The data =>
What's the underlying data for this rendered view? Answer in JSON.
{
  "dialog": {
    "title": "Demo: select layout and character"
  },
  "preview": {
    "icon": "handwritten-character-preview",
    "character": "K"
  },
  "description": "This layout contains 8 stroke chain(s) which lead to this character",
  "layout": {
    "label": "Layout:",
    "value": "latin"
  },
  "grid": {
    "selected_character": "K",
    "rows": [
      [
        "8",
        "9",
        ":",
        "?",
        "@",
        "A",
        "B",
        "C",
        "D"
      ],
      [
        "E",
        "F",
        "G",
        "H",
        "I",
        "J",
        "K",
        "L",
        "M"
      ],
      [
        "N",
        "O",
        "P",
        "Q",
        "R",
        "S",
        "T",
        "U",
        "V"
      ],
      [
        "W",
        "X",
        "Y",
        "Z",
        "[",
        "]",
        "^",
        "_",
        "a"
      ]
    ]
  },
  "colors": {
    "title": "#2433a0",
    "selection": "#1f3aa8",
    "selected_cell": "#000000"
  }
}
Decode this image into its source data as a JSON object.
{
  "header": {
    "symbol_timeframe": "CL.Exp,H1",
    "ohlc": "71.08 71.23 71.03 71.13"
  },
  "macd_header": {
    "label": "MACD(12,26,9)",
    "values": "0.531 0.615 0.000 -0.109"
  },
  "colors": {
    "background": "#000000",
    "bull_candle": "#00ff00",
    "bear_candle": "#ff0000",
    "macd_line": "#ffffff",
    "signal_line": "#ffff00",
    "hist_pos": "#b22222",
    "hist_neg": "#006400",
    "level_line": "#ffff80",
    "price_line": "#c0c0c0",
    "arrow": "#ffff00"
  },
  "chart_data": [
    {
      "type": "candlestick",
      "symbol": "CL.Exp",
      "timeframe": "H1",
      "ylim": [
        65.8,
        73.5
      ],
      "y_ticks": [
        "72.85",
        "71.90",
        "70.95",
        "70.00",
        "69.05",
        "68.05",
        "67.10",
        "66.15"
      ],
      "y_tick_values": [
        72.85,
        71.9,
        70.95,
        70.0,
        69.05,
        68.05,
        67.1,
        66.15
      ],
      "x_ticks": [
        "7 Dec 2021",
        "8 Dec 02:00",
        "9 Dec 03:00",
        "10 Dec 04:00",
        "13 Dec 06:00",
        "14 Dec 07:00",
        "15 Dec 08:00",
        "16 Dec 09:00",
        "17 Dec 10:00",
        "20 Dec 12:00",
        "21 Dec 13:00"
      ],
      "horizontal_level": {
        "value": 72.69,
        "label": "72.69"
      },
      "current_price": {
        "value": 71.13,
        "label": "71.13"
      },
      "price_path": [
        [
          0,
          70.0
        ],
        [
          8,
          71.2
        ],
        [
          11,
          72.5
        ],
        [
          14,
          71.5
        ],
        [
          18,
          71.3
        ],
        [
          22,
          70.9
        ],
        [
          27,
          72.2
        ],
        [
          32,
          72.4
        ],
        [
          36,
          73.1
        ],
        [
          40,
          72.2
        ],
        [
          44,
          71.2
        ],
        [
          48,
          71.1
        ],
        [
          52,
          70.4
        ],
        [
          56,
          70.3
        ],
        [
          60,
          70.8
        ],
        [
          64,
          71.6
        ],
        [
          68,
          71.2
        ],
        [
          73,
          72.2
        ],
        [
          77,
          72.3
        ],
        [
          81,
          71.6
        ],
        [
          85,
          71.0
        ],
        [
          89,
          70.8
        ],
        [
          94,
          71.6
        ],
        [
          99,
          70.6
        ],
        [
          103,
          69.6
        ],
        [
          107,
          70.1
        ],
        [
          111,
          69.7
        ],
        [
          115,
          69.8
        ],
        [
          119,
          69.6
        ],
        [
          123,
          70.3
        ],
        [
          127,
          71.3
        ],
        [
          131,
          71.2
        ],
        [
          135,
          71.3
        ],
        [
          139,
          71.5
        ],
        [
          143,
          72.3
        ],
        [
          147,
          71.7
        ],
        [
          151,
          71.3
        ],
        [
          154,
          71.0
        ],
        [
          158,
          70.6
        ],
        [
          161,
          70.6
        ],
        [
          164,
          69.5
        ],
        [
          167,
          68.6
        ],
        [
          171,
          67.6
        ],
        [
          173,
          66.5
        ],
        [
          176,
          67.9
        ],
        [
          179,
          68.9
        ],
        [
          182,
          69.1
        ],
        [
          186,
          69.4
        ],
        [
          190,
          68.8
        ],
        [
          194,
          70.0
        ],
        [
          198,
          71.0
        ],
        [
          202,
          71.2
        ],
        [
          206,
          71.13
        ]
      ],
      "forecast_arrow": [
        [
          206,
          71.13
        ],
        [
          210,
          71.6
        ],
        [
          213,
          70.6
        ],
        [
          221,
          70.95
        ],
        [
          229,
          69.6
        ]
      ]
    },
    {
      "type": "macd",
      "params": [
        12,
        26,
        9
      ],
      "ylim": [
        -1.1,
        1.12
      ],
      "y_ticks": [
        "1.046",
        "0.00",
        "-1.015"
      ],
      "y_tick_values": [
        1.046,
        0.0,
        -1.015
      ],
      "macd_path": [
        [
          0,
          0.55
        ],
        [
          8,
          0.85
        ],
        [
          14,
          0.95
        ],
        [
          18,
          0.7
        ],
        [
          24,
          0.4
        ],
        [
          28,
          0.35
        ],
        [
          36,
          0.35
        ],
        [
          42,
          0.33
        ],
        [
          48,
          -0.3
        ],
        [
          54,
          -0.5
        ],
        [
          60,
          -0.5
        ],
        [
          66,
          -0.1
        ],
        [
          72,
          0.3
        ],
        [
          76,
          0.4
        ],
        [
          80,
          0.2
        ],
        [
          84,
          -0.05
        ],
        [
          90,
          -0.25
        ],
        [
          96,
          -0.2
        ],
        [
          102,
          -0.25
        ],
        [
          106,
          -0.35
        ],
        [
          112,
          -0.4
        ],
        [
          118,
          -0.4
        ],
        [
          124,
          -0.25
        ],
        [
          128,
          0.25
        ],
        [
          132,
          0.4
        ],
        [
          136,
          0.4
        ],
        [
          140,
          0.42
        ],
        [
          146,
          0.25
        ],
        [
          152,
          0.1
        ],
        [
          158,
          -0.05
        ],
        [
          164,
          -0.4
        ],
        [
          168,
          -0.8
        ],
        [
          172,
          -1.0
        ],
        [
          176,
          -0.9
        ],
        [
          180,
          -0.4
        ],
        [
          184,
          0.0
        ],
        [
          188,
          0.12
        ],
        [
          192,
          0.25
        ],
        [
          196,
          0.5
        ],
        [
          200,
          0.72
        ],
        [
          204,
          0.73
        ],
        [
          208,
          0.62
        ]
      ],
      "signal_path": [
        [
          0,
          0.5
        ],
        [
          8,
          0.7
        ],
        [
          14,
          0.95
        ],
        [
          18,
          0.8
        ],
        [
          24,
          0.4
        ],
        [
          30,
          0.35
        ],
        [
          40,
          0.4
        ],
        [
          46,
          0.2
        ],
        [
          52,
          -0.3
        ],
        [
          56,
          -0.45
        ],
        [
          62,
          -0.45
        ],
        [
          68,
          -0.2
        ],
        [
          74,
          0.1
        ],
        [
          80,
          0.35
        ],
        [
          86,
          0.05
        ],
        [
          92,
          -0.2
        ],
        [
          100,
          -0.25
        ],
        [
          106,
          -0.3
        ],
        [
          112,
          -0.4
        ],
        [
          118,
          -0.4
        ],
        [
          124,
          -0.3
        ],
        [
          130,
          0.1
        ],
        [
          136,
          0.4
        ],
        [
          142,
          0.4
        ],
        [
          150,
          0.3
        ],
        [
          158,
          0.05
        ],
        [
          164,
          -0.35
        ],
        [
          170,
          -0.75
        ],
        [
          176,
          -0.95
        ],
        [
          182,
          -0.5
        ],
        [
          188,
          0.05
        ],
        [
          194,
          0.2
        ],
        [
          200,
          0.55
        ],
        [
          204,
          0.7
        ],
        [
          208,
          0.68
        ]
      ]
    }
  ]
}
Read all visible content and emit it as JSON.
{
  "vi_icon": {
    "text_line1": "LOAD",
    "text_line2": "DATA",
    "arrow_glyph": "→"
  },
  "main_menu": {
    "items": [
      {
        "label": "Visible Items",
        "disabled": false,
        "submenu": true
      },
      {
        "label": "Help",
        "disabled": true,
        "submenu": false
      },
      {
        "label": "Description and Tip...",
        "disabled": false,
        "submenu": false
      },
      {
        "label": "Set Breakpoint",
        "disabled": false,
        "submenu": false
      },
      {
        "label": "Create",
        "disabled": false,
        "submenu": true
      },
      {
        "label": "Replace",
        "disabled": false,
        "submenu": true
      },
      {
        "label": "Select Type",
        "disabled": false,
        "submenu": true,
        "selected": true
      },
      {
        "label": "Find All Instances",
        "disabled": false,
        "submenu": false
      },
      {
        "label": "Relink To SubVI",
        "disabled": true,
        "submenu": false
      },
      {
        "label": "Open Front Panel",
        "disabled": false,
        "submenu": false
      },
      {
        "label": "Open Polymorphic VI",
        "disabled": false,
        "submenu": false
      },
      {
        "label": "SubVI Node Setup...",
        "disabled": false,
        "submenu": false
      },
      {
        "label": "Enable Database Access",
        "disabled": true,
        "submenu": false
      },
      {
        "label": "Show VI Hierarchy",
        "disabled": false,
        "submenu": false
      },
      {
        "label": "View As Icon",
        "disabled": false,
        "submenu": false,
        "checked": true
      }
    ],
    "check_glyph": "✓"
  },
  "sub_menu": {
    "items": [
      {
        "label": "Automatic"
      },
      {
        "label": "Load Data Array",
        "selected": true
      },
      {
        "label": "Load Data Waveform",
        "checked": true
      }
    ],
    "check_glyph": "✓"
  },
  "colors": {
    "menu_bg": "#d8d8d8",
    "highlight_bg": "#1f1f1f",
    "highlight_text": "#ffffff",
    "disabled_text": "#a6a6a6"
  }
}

Given problem => Write out the lines above from the one containing "Read all visible content and emit it as JSON." through the last, exactly as they are.

Exercise output =>
Read all visible content and emit it as JSON.
{
  "vi_icon": {
    "text_line1": "LOAD",
    "text_line2": "DATA",
    "arrow_glyph": "→"
  },
  "main_menu": {
    "items": [
      {
        "label": "Visible Items",
        "disabled": false,
        "submenu": true
      },
      {
        "label": "Help",
        "disabled": true,
        "submenu": false
      },
      {
        "label": "Description and Tip...",
        "disabled": false,
        "submenu": false
      },
      {
        "label": "Set Breakpoint",
        "disabled": false,
        "submenu": false
      },
      {
        "label": "Create",
        "disabled": false,
        "submenu": true
      },
      {
        "label": "Replace",
        "disabled": false,
        "submenu": true
      },
      {
        "label": "Select Type",
        "disabled": false,
        "submenu": true,
        "selected": true
      },
      {
        "label": "Find All Instances",
        "disabled": false,
        "submenu": false
      },
      {
        "label": "Relink To SubVI",
        "disabled": true,
        "submenu": false
      },
      {
        "label": "Open Front Panel",
        "disabled": false,
        "submenu": false
      },
      {
        "label": "Open Polymorphic VI",
        "disabled": false,
        "submenu": false
      },
      {
        "label": "SubVI Node Setup...",
        "disabled": false,
        "submenu": false
      },
      {
        "label": "Enable Database Access",
        "disabled": true,
        "submenu": false
      },
      {
        "label": "Show VI Hierarchy",
        "disabled": false,
        "submenu": false
      },
      {
        "label": "View As Icon",
        "disabled": false,
        "submenu": false,
        "checked": true
      }
    ],
    "check_glyph": "✓"
  },
  "sub_menu": {
    "items": [
      {
        "label": "Automatic"
      },
      {
        "label": "Load Data Array",
        "selected": true
      },
      {
        "label": "Load Data Waveform",
        "checked": true
      }
    ],
    "check_glyph": "✓"
  },
  "colors": {
    "menu_bg": "#d8d8d8",
    "highlight_bg": "#1f1f1f",
    "highlight_text": "#ffffff",
    "disabled_text": "#a6a6a6"
  }
}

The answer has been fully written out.